SET PROBLEM: Transcribe every entry below word for word, but skip the pictures.

STORED RECORDS:
------------------------------------

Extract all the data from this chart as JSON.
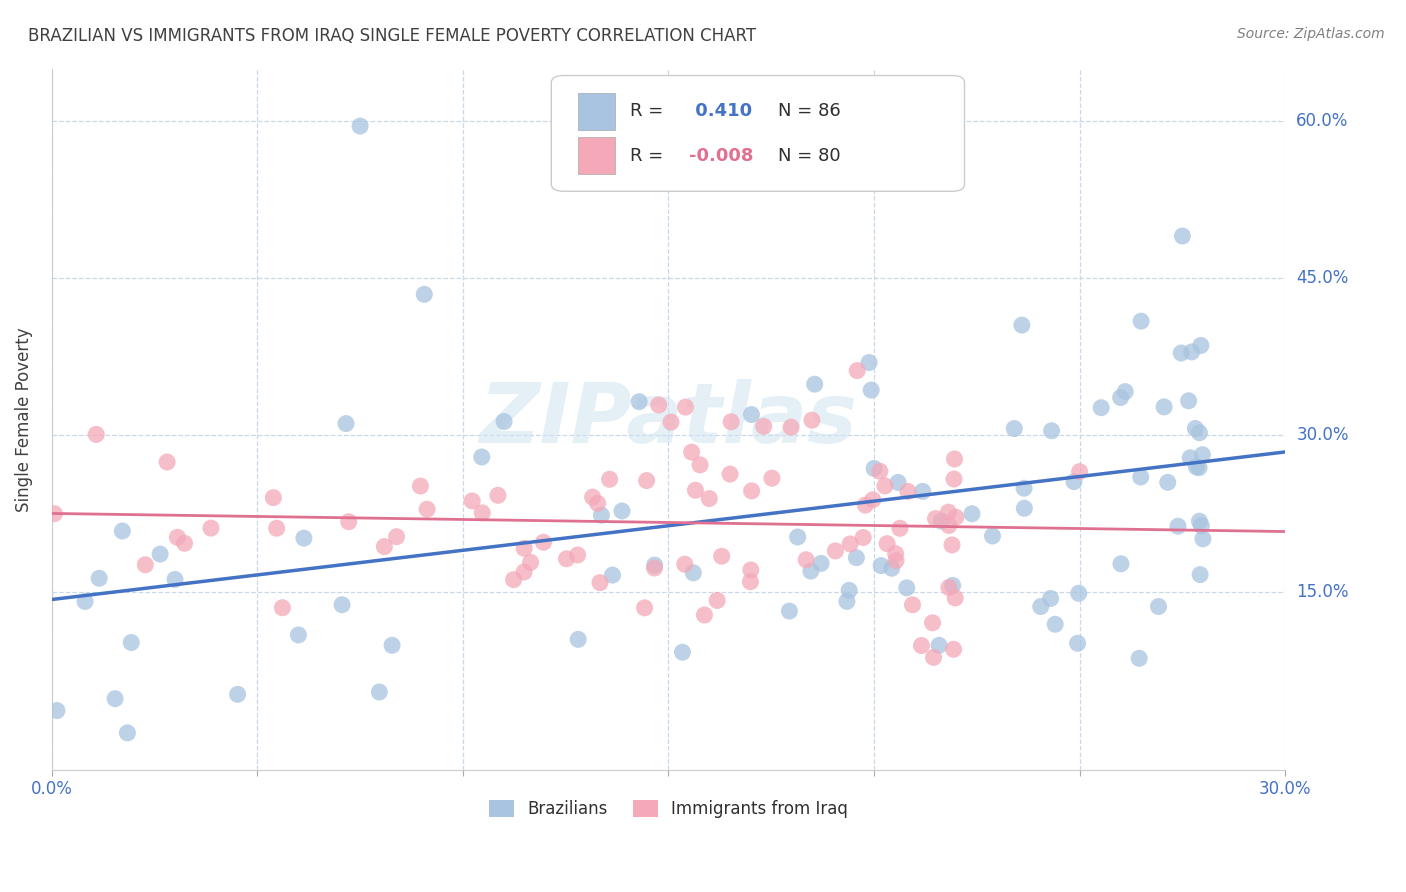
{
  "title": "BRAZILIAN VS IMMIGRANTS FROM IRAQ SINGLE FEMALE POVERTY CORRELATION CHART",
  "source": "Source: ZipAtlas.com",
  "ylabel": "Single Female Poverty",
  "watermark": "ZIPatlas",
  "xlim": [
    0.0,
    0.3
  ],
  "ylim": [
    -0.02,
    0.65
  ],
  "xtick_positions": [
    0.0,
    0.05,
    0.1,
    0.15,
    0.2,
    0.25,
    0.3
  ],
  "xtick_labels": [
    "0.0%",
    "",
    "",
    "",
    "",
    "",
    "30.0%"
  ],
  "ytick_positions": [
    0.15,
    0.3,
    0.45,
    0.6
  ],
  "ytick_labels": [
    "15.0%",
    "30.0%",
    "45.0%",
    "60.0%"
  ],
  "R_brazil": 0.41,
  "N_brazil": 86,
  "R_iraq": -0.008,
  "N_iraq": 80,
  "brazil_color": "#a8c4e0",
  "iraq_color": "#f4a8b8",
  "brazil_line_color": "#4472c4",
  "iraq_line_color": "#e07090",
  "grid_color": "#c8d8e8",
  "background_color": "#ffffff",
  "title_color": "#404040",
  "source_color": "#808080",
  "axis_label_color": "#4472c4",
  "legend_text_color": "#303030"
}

------------------------------------

CORRECT RESPONSE:
Extract all the data from this chart as JSON.
{
  "title": "BRAZILIAN VS IMMIGRANTS FROM IRAQ SINGLE FEMALE POVERTY CORRELATION CHART",
  "source": "Source: ZipAtlas.com",
  "ylabel": "Single Female Poverty",
  "watermark": "ZIPatlas",
  "xlim": [
    0.0,
    0.3
  ],
  "ylim": [
    -0.02,
    0.65
  ],
  "xtick_positions": [
    0.0,
    0.05,
    0.1,
    0.15,
    0.2,
    0.25,
    0.3
  ],
  "xtick_labels": [
    "0.0%",
    "",
    "",
    "",
    "",
    "",
    "30.0%"
  ],
  "ytick_positions": [
    0.15,
    0.3,
    0.45,
    0.6
  ],
  "ytick_labels": [
    "15.0%",
    "30.0%",
    "45.0%",
    "60.0%"
  ],
  "R_brazil": 0.41,
  "N_brazil": 86,
  "R_iraq": -0.008,
  "N_iraq": 80,
  "brazil_color": "#a8c4e0",
  "iraq_color": "#f4a8b8",
  "brazil_line_color": "#4472c4",
  "iraq_line_color": "#e07090",
  "grid_color": "#c8d8e8",
  "background_color": "#ffffff",
  "title_color": "#404040",
  "source_color": "#808080",
  "axis_label_color": "#4472c4",
  "legend_text_color": "#303030"
}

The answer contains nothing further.